▶ _What the task requires_: Give only the lines from the one containing "Read out every word on this page." through the end of the material below, exactly as written.

[Start]

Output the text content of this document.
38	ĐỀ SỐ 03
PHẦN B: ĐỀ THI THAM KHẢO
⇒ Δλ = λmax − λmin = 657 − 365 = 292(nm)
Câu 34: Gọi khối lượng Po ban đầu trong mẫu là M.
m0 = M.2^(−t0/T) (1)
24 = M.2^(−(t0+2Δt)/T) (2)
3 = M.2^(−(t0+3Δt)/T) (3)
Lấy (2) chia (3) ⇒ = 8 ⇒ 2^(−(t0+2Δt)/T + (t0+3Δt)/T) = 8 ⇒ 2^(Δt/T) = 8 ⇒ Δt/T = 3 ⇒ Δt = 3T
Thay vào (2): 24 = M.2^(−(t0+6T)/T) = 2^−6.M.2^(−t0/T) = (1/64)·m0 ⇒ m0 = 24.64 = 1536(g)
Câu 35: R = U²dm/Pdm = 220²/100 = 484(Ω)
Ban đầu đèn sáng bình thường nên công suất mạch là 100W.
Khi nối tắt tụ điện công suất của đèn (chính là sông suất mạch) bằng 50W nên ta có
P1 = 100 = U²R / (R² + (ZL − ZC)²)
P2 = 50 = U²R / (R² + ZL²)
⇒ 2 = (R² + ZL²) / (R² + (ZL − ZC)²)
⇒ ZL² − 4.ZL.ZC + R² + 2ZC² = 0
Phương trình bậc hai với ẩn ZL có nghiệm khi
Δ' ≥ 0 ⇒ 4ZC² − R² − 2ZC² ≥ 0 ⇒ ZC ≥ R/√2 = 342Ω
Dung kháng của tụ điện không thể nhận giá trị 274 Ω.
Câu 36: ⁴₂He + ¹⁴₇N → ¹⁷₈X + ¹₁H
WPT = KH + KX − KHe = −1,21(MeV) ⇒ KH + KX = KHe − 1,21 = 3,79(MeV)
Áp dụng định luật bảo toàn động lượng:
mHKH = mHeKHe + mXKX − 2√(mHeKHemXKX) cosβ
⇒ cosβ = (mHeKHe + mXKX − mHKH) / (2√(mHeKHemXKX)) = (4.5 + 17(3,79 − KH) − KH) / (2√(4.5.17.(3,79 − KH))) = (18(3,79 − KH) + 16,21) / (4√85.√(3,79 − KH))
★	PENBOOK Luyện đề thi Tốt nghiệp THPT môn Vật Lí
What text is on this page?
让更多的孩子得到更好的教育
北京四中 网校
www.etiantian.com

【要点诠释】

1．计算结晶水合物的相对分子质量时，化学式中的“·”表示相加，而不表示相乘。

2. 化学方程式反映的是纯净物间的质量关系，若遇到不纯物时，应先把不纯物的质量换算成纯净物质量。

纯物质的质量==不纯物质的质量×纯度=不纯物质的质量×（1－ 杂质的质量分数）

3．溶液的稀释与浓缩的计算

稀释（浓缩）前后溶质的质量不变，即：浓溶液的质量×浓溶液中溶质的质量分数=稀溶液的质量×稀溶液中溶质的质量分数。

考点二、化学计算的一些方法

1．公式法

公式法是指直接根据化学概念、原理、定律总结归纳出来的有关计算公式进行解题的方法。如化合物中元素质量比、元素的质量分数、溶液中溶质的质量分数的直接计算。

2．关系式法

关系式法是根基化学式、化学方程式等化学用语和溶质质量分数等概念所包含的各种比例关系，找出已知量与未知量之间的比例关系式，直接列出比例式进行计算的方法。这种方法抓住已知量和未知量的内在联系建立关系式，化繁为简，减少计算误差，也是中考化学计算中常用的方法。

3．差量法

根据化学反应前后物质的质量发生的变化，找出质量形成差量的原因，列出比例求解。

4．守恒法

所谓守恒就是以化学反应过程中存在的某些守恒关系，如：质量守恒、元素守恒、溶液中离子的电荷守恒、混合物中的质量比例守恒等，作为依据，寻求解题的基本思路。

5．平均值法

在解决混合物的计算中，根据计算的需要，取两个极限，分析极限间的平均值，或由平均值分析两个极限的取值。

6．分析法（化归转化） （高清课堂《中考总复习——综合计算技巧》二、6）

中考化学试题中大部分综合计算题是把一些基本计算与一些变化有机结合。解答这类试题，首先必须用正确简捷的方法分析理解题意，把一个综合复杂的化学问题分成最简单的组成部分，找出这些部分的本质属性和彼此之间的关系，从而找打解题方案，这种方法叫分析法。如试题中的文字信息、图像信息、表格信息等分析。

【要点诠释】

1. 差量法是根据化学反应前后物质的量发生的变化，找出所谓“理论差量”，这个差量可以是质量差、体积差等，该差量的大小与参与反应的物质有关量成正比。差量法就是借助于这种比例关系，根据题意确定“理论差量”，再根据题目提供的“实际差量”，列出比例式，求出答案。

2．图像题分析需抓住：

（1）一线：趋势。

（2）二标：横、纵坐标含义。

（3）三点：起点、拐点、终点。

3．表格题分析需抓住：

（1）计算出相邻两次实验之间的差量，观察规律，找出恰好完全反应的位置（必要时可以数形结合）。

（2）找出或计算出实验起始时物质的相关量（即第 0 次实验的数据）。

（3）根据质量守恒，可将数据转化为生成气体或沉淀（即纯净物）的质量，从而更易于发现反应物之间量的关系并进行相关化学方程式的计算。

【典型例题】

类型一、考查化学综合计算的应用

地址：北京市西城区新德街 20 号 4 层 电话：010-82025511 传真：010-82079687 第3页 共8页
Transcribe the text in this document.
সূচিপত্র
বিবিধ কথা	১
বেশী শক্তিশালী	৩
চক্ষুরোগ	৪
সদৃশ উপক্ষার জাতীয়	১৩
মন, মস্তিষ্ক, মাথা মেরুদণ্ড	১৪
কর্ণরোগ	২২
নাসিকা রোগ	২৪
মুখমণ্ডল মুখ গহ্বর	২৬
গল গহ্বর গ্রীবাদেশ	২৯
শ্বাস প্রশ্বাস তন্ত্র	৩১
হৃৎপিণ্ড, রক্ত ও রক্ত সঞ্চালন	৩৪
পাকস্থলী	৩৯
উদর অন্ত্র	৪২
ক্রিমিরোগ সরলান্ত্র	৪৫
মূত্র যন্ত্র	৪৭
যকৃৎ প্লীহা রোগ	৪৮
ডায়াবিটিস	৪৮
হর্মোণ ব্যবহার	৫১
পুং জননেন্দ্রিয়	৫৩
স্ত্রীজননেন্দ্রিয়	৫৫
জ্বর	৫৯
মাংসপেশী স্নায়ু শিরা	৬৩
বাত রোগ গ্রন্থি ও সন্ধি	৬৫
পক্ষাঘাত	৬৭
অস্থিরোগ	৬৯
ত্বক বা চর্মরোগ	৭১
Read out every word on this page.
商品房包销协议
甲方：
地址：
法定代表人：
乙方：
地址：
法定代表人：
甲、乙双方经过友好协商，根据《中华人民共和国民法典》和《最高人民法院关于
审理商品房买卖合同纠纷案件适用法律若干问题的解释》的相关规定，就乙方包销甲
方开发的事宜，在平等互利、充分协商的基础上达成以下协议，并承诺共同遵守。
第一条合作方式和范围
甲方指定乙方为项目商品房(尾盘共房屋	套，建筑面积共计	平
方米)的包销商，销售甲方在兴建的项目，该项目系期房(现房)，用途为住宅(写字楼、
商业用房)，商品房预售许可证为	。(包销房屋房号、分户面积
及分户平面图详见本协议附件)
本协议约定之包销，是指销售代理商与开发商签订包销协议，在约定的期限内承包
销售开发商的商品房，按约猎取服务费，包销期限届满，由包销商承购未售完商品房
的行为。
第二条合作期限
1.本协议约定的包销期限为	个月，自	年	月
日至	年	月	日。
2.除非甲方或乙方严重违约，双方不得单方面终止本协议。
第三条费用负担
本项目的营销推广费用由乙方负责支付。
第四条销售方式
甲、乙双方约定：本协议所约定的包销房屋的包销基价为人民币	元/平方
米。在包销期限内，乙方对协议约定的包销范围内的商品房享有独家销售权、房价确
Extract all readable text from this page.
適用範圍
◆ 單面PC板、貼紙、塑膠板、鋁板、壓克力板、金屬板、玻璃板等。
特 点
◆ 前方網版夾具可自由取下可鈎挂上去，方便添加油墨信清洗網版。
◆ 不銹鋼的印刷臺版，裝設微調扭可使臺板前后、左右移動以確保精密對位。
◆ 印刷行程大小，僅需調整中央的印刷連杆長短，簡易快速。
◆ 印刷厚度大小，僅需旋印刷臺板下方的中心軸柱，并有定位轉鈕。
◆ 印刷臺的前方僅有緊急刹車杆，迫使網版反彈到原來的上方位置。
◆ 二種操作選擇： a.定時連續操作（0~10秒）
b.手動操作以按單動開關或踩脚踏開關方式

[End]

▶ _Expected output_:
Read out every word on this page.
商品房包销协议
甲方：
地址：
法定代表人：
乙方：
地址：
法定代表人：
甲、乙双方经过友好协商，根据《中华人民共和国民法典》和《最高人民法院关于
审理商品房买卖合同纠纷案件适用法律若干问题的解释》的相关规定，就乙方包销甲
方开发的事宜，在平等互利、充分协商的基础上达成以下协议，并承诺共同遵守。
第一条合作方式和范围
甲方指定乙方为项目商品房(尾盘共房屋	套，建筑面积共计	平
方米)的包销商，销售甲方在兴建的项目，该项目系期房(现房)，用途为住宅(写字楼、
商业用房)，商品房预售许可证为	。(包销房屋房号、分户面积
及分户平面图详见本协议附件)
本协议约定之包销，是指销售代理商与开发商签订包销协议，在约定的期限内承包
销售开发商的商品房，按约猎取服务费，包销期限届满，由包销商承购未售完商品房
的行为。
第二条合作期限
1.本协议约定的包销期限为	个月，自	年	月
日至	年	月	日。
2.除非甲方或乙方严重违约，双方不得单方面终止本协议。
第三条费用负担
本项目的营销推广费用由乙方负责支付。
第四条销售方式
甲、乙双方约定：本协议所约定的包销房屋的包销基价为人民币	元/平方
米。在包销期限内，乙方对协议约定的包销范围内的商品房享有独家销售权、房价确
Extract all readable text from this page.
適用範圍
◆ 單面PC板、貼紙、塑膠板、鋁板、壓克力板、金屬板、玻璃板等。
特 点
◆ 前方網版夾具可自由取下可鈎挂上去，方便添加油墨信清洗網版。
◆ 不銹鋼的印刷臺版，裝設微調扭可使臺板前后、左右移動以確保精密對位。
◆ 印刷行程大小，僅需調整中央的印刷連杆長短，簡易快速。
◆ 印刷厚度大小，僅需旋印刷臺板下方的中心軸柱，并有定位轉鈕。
◆ 印刷臺的前方僅有緊急刹車杆，迫使網版反彈到原來的上方位置。
◆ 二種操作選擇： a.定時連續操作（0~10秒）
b.手動操作以按單動開關或踩脚踏開關方式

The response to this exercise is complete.